- _WHAT THIS TASK INVOLVES_:
Collect each line of the entries that holds the string "SDTVAR".

***

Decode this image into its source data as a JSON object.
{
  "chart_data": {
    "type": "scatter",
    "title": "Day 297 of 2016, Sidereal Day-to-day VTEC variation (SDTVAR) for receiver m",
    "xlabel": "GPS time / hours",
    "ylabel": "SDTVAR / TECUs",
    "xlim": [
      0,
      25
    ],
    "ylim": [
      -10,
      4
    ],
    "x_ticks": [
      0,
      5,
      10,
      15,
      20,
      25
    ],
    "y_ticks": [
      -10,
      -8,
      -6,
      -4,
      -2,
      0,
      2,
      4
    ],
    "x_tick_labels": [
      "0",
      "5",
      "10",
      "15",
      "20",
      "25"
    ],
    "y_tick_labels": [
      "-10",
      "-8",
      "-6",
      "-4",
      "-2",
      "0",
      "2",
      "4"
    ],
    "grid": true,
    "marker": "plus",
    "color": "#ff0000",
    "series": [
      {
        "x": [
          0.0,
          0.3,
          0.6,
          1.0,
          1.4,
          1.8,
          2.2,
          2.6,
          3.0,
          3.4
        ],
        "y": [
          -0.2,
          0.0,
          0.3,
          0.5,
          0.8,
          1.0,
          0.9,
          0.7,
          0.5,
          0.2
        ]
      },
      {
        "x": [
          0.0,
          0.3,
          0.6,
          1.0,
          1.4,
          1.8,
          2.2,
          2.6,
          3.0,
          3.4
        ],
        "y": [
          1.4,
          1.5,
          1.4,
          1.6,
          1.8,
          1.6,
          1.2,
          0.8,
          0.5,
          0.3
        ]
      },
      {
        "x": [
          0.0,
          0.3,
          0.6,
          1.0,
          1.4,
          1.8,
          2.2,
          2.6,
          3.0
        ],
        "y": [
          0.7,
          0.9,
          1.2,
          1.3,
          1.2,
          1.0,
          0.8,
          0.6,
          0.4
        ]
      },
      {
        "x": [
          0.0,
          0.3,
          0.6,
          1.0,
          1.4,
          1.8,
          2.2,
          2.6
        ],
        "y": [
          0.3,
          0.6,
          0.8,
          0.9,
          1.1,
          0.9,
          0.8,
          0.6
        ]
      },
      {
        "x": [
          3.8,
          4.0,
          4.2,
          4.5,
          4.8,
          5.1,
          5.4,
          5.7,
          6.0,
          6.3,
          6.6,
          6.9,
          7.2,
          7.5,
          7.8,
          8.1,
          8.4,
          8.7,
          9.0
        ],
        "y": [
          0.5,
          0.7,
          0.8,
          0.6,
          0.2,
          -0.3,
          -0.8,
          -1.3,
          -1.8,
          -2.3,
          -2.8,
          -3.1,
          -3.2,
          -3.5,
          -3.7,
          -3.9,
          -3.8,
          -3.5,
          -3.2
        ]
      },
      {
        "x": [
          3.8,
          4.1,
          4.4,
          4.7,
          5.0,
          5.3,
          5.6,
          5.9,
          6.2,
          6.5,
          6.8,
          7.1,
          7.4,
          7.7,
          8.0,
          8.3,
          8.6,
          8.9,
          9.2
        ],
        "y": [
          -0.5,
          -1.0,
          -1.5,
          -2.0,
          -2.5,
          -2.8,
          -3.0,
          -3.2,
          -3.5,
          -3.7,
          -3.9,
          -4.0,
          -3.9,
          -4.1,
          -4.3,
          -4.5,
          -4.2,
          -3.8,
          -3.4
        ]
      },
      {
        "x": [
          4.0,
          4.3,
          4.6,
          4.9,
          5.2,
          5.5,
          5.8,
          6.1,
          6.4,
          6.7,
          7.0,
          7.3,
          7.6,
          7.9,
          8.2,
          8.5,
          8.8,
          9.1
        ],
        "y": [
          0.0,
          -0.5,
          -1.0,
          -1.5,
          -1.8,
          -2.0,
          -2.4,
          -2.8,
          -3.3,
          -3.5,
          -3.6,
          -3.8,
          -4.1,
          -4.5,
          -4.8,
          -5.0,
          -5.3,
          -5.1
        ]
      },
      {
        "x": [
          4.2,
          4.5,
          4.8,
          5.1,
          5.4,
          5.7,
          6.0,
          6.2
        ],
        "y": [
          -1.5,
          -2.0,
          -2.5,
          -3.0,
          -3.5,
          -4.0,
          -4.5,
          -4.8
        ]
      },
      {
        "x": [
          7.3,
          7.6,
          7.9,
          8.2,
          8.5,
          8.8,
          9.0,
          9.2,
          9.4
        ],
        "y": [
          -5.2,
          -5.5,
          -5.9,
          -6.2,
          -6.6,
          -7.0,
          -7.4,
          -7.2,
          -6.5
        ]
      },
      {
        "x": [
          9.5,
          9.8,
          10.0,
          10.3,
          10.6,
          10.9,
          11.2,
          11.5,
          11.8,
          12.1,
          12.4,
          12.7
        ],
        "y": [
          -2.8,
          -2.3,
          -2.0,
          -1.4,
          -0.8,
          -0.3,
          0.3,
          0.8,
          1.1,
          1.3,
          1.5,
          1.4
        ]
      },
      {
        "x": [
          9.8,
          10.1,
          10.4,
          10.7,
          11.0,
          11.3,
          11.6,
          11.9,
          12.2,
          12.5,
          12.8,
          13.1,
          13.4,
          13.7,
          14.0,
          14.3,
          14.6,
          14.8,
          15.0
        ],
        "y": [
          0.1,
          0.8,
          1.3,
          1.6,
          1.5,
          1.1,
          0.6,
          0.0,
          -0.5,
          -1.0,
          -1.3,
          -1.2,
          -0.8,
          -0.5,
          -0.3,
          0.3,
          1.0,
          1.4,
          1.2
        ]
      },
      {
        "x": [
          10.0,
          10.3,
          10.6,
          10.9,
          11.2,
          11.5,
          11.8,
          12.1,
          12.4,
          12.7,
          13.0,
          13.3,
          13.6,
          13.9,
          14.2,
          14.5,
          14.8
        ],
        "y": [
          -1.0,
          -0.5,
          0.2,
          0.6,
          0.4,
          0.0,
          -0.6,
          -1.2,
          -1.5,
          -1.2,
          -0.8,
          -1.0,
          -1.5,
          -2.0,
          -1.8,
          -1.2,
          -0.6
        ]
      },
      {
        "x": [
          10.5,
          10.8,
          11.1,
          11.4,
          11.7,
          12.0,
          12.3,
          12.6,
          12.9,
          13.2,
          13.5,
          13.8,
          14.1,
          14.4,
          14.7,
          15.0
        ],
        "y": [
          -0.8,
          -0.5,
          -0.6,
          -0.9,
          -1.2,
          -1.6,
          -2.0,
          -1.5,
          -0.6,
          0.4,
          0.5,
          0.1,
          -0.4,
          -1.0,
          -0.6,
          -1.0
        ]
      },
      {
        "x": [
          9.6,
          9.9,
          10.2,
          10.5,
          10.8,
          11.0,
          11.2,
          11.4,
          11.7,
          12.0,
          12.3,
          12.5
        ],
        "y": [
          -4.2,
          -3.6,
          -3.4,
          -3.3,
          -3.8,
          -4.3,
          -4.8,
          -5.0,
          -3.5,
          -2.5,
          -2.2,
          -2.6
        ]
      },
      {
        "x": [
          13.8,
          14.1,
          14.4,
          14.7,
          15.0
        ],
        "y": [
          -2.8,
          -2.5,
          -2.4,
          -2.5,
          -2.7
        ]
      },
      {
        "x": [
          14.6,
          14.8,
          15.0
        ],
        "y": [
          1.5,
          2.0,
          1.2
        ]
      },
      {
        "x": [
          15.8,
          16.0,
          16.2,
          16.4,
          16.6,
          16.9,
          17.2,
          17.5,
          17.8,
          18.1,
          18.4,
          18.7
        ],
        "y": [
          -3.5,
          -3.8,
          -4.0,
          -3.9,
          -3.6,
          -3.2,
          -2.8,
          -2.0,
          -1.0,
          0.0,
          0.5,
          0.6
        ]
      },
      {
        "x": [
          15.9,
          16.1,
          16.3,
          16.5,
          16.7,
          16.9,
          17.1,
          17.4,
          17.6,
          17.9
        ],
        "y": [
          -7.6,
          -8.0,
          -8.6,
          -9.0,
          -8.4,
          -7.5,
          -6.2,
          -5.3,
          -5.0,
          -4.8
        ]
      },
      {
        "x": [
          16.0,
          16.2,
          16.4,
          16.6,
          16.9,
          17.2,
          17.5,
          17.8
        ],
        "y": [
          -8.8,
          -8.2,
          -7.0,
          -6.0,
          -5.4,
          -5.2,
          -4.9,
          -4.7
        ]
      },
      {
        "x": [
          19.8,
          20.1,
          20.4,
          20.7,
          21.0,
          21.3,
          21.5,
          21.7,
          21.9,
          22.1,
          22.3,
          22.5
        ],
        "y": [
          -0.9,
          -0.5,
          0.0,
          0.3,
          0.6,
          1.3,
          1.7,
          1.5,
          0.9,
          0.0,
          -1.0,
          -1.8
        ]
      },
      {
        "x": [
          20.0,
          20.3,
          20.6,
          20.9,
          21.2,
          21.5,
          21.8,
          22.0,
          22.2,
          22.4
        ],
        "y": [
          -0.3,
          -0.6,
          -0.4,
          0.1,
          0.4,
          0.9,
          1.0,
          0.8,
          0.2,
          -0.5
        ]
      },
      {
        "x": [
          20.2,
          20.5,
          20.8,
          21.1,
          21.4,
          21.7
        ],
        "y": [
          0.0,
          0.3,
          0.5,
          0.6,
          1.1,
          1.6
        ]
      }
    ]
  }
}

***

- _WRITTEN RESPONSE_:
    "title": "Day 297 of 2016, Sidereal Day-to-day VTEC variation (SDTVAR) for receiver m",
    "ylabel": "SDTVAR / TECUs",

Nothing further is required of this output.